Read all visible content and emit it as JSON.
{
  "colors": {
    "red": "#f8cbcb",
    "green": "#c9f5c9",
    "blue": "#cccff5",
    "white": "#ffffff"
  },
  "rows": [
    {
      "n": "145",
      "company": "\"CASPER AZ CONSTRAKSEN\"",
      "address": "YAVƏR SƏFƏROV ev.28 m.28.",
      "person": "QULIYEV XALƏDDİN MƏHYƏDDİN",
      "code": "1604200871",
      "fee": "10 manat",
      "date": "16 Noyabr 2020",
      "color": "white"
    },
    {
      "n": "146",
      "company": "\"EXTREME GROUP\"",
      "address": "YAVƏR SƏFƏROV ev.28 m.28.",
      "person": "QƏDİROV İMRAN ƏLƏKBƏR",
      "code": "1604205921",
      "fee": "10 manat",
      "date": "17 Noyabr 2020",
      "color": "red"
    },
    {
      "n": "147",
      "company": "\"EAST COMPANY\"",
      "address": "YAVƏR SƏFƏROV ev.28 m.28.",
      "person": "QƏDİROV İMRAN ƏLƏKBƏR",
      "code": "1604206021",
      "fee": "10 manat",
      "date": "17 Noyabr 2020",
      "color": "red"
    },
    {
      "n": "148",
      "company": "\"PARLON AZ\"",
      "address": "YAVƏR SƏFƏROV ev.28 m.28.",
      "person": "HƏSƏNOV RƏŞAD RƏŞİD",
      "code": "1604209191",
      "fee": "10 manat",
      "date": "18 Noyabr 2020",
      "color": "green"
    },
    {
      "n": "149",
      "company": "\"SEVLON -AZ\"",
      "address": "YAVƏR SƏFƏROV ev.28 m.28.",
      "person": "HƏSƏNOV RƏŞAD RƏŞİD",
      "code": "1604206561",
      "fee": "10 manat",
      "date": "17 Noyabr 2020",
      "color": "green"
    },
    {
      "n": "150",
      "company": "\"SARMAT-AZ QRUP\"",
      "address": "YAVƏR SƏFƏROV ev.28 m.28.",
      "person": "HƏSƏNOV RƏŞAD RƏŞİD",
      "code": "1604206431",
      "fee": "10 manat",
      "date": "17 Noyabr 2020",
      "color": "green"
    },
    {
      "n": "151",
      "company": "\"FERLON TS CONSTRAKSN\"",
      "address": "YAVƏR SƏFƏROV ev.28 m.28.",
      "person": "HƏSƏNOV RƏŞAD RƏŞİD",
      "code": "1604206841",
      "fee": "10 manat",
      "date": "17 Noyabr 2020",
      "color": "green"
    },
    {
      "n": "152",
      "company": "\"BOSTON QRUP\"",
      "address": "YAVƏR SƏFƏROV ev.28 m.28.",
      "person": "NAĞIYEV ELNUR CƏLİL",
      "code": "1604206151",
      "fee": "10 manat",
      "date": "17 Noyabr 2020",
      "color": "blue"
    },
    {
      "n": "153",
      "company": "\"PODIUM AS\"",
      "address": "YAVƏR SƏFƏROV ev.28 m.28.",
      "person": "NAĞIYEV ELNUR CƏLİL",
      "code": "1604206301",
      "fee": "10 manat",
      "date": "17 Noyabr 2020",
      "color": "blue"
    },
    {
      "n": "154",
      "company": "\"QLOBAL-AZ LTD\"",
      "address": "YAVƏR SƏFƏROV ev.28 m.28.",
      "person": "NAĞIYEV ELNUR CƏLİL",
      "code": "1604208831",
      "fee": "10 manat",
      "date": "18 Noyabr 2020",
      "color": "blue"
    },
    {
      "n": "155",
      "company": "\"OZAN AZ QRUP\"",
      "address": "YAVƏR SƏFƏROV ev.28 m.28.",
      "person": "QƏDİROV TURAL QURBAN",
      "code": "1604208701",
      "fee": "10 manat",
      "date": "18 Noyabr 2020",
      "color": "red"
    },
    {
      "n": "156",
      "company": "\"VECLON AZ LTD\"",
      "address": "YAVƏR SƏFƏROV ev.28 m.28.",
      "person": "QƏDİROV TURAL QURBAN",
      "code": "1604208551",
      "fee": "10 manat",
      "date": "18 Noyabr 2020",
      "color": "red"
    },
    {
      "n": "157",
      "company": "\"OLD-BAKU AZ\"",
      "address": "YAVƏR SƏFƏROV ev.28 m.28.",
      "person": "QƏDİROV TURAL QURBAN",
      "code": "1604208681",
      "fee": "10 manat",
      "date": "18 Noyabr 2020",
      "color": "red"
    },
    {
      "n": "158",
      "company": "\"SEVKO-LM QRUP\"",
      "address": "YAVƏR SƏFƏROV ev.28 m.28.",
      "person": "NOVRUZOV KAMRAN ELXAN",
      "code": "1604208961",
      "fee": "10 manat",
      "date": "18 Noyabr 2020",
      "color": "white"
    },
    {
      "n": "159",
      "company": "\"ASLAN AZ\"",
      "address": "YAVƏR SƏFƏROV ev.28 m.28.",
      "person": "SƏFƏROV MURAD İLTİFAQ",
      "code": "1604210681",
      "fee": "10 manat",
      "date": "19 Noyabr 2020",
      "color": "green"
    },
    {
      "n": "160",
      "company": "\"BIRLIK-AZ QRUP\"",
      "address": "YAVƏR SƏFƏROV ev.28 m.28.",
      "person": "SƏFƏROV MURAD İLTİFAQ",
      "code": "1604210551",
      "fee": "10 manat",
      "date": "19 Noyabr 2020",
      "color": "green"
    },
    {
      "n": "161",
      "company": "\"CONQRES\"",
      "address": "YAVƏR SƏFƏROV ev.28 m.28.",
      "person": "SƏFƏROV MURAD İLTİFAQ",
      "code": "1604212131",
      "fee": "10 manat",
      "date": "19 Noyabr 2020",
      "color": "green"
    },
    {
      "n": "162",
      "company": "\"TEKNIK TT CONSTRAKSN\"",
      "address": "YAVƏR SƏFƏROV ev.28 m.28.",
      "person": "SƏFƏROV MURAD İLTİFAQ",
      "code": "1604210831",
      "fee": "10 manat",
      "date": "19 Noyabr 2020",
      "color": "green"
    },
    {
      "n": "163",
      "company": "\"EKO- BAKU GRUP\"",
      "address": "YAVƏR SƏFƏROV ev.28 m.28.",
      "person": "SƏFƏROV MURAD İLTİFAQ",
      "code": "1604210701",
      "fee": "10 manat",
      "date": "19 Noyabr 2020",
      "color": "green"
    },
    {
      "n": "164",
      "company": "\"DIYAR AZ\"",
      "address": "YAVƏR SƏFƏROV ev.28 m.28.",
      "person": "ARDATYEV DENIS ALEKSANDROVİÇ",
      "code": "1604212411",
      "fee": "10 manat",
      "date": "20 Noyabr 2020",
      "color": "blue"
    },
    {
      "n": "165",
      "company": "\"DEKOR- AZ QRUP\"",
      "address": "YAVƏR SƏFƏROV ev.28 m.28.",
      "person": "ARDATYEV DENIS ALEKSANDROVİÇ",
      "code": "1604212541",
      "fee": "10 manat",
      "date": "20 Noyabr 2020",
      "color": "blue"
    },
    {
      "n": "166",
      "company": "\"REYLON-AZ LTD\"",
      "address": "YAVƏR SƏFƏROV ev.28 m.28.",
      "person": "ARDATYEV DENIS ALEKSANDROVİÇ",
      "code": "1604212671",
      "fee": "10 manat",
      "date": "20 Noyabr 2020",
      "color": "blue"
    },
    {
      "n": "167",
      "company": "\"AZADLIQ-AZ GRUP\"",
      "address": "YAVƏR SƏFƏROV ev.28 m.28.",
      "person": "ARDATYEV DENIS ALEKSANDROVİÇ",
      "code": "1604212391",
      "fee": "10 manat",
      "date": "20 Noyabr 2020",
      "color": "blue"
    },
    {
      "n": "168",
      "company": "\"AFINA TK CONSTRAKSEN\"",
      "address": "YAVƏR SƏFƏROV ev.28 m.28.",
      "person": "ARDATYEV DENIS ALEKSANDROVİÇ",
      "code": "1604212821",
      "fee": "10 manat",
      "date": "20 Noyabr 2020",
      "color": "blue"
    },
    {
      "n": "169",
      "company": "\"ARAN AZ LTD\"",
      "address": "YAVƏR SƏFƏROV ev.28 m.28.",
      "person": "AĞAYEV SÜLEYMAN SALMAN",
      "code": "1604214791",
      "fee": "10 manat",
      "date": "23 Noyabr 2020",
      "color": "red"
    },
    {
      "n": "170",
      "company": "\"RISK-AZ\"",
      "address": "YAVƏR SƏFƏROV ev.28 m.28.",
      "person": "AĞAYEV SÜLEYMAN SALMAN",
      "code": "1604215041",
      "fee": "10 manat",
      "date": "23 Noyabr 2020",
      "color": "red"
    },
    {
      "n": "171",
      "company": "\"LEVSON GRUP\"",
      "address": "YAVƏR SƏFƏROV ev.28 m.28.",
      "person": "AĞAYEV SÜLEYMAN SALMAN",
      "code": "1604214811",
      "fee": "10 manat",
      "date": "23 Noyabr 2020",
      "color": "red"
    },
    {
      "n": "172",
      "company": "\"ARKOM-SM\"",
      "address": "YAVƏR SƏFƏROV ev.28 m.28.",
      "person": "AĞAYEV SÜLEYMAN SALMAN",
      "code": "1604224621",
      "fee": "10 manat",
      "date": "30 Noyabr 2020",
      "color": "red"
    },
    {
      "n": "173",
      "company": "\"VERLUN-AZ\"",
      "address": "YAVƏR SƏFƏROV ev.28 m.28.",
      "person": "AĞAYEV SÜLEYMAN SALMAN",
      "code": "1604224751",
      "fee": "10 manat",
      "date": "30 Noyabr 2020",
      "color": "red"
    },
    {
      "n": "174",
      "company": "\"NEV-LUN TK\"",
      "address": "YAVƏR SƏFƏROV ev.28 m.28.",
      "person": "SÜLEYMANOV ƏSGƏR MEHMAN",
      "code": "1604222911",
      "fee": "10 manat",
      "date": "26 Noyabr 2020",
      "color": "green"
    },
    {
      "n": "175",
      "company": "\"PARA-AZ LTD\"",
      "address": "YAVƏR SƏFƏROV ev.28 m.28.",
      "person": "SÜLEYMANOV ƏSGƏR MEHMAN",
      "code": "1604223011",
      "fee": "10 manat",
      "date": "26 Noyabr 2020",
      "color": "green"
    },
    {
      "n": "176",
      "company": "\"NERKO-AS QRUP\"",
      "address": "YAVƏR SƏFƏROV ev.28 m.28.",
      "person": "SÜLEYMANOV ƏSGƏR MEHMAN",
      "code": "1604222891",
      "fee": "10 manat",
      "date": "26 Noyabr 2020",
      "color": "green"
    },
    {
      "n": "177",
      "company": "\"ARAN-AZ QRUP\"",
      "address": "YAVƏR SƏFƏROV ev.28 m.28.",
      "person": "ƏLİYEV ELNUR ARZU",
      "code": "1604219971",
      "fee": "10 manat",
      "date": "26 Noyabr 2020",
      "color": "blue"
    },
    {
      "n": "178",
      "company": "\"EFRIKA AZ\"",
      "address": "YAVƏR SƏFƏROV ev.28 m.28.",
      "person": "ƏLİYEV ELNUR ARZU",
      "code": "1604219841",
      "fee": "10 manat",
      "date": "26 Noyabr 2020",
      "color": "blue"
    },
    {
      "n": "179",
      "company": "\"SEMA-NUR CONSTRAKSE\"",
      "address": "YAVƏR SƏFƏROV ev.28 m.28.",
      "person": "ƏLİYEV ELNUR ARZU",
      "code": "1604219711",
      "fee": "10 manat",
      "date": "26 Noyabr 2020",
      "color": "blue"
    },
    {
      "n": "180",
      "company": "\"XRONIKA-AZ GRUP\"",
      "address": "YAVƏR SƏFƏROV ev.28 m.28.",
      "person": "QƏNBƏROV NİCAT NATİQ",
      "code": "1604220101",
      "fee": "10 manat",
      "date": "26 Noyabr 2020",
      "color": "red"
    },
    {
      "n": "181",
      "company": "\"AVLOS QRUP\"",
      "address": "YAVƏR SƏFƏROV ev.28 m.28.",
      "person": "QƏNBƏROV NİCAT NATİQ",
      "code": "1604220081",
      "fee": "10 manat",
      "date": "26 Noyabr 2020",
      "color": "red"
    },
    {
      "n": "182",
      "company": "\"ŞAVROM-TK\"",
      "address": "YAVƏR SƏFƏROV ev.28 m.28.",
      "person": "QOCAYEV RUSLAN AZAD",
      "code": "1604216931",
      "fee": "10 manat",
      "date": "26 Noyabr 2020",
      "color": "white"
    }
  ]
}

++++

### Short task:
Pull out every line holding "QRUP" from the records above, and copy it.

### Solution for this problem:
      "company": "\"SARMAT-AZ QRUP\"",
      "company": "\"BOSTON QRUP\"",
      "company": "\"OZAN AZ QRUP\"",
      "company": "\"SEVKO-LM QRUP\"",
      "company": "\"BIRLIK-AZ QRUP\"",
      "company": "\"DEKOR- AZ QRUP\"",
      "company": "\"NERKO-AS QRUP\"",
      "company": "\"ARAN-AZ QRUP\"",
      "company": "\"AVLOS QRUP\"",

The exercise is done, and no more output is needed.